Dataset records
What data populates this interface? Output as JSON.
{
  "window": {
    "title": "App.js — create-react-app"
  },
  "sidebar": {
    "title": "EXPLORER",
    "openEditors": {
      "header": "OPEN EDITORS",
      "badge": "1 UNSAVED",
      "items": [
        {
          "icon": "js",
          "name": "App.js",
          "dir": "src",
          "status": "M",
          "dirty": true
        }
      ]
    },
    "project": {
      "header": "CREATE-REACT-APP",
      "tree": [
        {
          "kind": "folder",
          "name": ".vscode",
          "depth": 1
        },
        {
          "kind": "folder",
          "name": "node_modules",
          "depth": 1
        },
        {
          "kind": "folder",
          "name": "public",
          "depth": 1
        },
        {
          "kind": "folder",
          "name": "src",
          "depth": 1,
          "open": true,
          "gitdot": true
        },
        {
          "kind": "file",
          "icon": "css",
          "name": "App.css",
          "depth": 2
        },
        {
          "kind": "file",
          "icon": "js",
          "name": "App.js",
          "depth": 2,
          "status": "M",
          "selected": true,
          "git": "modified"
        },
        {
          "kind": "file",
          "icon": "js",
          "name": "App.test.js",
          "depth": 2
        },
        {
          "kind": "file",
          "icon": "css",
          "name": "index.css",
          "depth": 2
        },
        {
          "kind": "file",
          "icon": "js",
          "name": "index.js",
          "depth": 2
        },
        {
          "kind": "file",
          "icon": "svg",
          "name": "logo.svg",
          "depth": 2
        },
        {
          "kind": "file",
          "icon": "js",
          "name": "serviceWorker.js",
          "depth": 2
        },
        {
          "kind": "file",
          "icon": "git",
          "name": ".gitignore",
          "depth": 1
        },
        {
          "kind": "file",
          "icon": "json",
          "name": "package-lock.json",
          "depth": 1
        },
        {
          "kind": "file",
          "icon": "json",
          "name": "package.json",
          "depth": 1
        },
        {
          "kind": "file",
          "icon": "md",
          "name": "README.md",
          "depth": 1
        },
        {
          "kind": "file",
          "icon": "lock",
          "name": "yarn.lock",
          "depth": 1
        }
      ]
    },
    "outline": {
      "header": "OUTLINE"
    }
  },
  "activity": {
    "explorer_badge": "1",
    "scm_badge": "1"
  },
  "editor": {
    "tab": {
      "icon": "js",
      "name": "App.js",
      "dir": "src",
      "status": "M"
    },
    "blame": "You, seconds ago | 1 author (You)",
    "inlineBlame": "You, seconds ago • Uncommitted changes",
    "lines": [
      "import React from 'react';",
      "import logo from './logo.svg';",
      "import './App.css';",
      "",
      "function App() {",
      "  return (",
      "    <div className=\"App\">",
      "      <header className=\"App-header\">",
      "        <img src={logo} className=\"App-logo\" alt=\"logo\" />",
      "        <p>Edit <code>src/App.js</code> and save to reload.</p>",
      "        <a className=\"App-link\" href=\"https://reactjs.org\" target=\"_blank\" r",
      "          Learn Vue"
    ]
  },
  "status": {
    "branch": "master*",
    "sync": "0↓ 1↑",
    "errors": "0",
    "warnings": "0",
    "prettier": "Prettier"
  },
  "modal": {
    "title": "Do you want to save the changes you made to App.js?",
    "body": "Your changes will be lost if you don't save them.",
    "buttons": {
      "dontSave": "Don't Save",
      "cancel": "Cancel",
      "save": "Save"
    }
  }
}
...
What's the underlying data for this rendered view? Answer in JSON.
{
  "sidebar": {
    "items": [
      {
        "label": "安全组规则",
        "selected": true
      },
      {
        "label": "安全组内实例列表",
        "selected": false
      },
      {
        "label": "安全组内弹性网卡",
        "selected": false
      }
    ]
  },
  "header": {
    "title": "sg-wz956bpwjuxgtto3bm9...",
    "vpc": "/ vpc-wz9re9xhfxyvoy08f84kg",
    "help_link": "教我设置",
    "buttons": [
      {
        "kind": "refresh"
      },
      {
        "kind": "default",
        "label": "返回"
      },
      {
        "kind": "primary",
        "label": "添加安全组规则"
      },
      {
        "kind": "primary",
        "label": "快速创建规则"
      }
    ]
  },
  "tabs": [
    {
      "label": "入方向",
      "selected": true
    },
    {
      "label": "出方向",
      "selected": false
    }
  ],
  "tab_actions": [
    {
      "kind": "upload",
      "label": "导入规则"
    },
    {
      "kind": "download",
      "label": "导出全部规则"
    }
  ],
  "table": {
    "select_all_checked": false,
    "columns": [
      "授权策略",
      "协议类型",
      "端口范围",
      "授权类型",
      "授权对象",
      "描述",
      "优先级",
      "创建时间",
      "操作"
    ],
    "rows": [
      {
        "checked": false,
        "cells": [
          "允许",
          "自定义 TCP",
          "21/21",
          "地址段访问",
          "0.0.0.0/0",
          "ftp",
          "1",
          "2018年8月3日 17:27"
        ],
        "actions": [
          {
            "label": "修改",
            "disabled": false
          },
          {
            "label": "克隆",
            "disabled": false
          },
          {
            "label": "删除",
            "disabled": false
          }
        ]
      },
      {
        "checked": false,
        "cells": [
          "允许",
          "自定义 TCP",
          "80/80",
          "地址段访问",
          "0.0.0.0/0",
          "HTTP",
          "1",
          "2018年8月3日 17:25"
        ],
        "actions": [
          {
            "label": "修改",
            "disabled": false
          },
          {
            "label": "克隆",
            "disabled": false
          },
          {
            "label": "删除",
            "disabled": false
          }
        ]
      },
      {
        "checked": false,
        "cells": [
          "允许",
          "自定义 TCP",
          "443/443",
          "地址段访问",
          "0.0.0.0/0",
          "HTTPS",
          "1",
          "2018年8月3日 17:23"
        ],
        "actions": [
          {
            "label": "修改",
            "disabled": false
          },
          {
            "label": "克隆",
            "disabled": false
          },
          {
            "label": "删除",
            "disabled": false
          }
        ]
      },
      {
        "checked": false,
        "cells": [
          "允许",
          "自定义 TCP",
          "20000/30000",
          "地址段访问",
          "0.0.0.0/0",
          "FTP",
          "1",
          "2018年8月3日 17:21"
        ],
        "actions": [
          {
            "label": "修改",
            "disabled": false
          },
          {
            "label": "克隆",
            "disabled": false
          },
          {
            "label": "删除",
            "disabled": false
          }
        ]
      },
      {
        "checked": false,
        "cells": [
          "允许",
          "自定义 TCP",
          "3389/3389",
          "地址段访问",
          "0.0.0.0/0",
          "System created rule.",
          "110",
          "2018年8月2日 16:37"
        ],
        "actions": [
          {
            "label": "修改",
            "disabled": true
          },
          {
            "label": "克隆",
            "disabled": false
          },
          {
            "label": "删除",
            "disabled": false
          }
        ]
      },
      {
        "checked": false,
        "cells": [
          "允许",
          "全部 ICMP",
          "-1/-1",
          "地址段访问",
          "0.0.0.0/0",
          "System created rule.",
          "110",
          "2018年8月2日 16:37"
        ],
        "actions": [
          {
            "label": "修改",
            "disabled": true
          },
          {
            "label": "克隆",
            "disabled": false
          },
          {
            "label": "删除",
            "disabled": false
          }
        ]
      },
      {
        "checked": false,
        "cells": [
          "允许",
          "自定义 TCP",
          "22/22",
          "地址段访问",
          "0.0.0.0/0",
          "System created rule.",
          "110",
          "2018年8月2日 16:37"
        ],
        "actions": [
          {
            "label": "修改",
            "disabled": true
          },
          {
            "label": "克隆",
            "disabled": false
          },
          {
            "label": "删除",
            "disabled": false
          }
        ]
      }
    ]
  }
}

Written request
Identify every line above with the string "lock" in it. Copy those lines.

Task result
          "name": "package-lock.json",
          "icon": "lock",
          "name": "yarn.lock",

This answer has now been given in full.